WRITTEN REQUEST:
The answer is one number: how many lines in the data below hold "name".

Dataset items:

########################################

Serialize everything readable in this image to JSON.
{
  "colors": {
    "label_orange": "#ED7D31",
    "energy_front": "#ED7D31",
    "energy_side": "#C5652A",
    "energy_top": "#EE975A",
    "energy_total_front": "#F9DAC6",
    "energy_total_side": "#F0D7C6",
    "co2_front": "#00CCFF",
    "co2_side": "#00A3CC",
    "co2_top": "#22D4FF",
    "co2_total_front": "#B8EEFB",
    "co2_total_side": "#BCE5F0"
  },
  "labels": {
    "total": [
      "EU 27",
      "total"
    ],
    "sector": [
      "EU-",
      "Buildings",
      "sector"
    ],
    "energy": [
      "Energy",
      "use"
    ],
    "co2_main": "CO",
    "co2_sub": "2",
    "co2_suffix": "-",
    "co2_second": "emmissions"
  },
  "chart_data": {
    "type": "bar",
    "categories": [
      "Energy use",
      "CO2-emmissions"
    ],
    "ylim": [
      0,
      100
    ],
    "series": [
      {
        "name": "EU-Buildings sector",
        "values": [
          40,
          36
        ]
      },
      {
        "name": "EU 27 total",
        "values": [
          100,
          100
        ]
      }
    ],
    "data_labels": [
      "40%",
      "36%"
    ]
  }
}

########################################

EXPECTED ANSWER:
2